Jonathan Caws-Elwitt

unearths some literary gems.

From Poor Relations, by Compton Mackenzie:

***
This was one of those moments when he was able to feel that the accusation of sentimentality so persistently laid against his work by superior critics was rebutted out of the very mouth of real life.

***
"I'm glad you have a sense of humor," she exclaimed, suddenly assuming an intensely serious expression and throwing up her eyebrows like two skipping-ropes.

***
"Miss Merritt has written a book called The Aphorisms of Aphrodite."
[...]
"Miss Merritt," the old lady asserted, "was meant for bookkeeping by double-entry, instead of which she had taken to book-writing by double-entente."

***
"But how is one to encourage shorthand? If she had learnt the deaf and dumb alphabet I might have put aside half-an-hour every day for conversation. But it is as hard to encourage shorthand as to encourage a person who is talking in his sleep."

***
Her black eyebrows soared like a condor to disappear in the clouds of her snowy hair. "But do not let us talk of China," she continued. "Let us rather talk of the drama. Or will you have another muffin?"
"I think I should prefer the muffin," John admitted.

Visual layout records
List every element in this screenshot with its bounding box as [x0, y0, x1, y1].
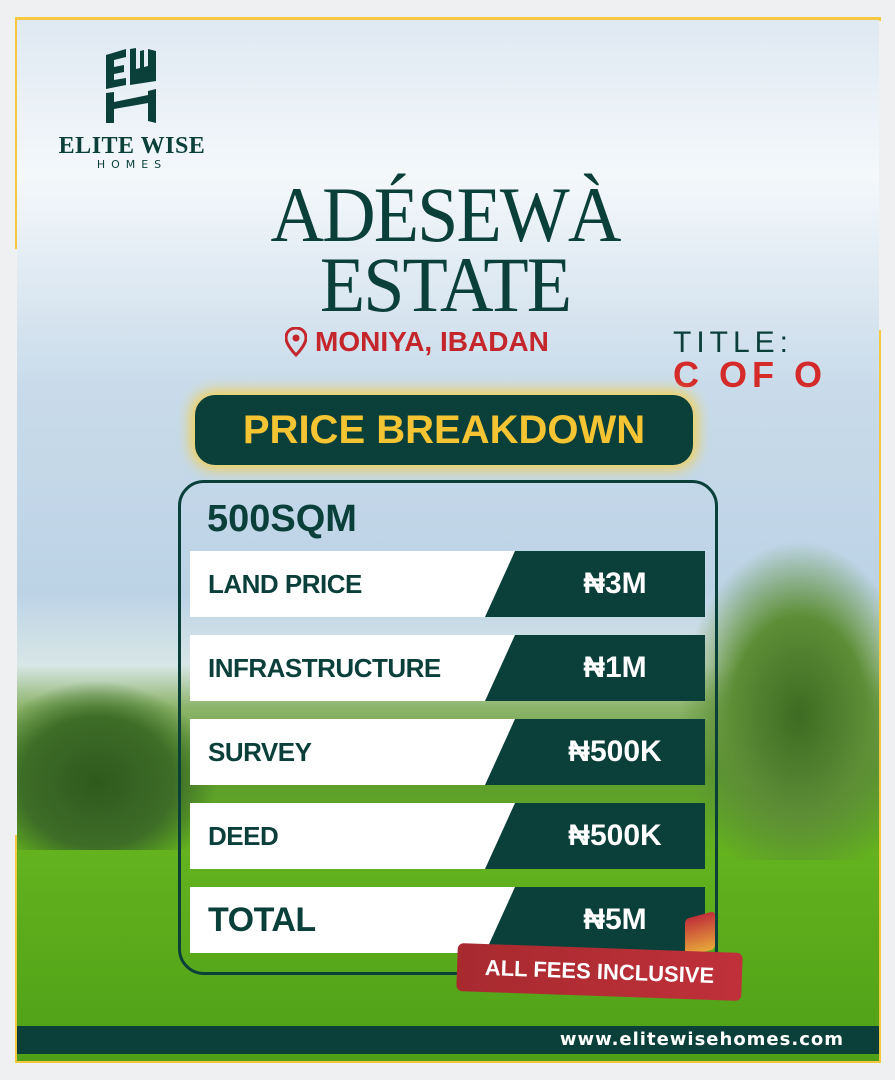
trees-left [17, 680, 217, 850]
title-value: C OF O [673, 354, 827, 395]
plot-size: 500SQM [207, 498, 357, 540]
brand-logo: ELITE WISE HOMES [52, 47, 212, 171]
frame-bottom [15, 1059, 881, 1063]
row-label: DEED [208, 821, 279, 851]
frame-top [15, 17, 881, 21]
ribbon-tail [685, 910, 715, 958]
all-fees-inclusive-badge: ALL FEES INCLUSIVE [456, 943, 743, 1001]
location: MONIYA, IBADAN [285, 326, 549, 358]
location-text: MONIYA, IBADAN [315, 326, 549, 357]
price-breakdown-heading: PRICE BREAKDOWN [195, 395, 693, 465]
title-label: TITLE: [673, 326, 794, 359]
row-label: INFRASTRUCTURE [208, 653, 441, 683]
row-label: TOTAL [208, 901, 316, 939]
price-table-box [178, 480, 718, 975]
price-row-infrastructure: INFRASTRUCTURE ₦1M [190, 635, 705, 701]
row-value: ₦5M [485, 887, 705, 953]
title-document: TITLE: C OF O [673, 326, 827, 396]
frame-right [877, 330, 881, 1063]
logo-mark-icon [106, 48, 156, 123]
poster: ELITE WISE HOMES ADÉSEWÀ ESTATE MONIYA, … [17, 20, 879, 1061]
row-label: SURVEY [208, 737, 312, 767]
price-row-survey: SURVEY ₦500K [190, 719, 705, 785]
brand-name: ELITE WISE [58, 133, 206, 159]
row-value: ₦500K [485, 803, 705, 869]
trees-right [679, 540, 879, 860]
estate-title: ADÉSEWÀ ESTATE [246, 171, 645, 328]
row-value: ₦3M [485, 551, 705, 617]
price-row-deed: DEED ₦500K [190, 803, 705, 869]
estate-title-line1: ADÉSEWÀ [270, 171, 622, 258]
row-label: LAND PRICE [208, 569, 362, 599]
estate-title-line2: ESTATE [319, 241, 572, 328]
map-pin-icon [285, 327, 307, 357]
row-value: ₦500K [485, 719, 705, 785]
row-value: ₦1M [485, 635, 705, 701]
brand-sub: HOMES [96, 158, 168, 171]
website-footer: www.elitewisehomes.com [17, 1026, 879, 1054]
price-row-land: LAND PRICE ₦3M [190, 551, 705, 617]
price-row-total: TOTAL ₦5M [190, 887, 705, 953]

Work instructions
1. Do the following statements agree with the Poor Relations excerpts? Answer yes or no for each, quoting the deciding words of the text. (a) The excerpts come from Poor Relations by Compton Mackenzie. (b) Miss Merritt has written a book called The Aphorisms of Aphrodite. (c) John says he would rather talk of the drama than have another muffin.
2. In the records, copy the stretch from the line containing "trees-left [17, 680, 217, 850]" through the line containing "all-fees-inclusive-badge: ALL FEES", both included, reproducing every line unchanged.

Answers by task
1.
(a) Yes: "From Poor Relations, by Compton Mackenzie:"
(b) Yes: "Miss Merritt has written a book called The Aphorisms of Aphrodite."
(c) No: "I think I should prefer the muffin," John admitted.

2.
trees-left [17, 680, 217, 850]
title-value: C OF O [673, 354, 827, 395]
plot-size: 500SQM [207, 498, 357, 540]
brand-logo: ELITE WISE HOMES [52, 47, 212, 171]
frame-bottom [15, 1059, 881, 1063]
row-label: DEED [208, 821, 279, 851]
frame-top [15, 17, 881, 21]
ribbon-tail [685, 910, 715, 958]
all-fees-inclusive-badge: ALL FEES INCLUSIVE [456, 943, 743, 1001]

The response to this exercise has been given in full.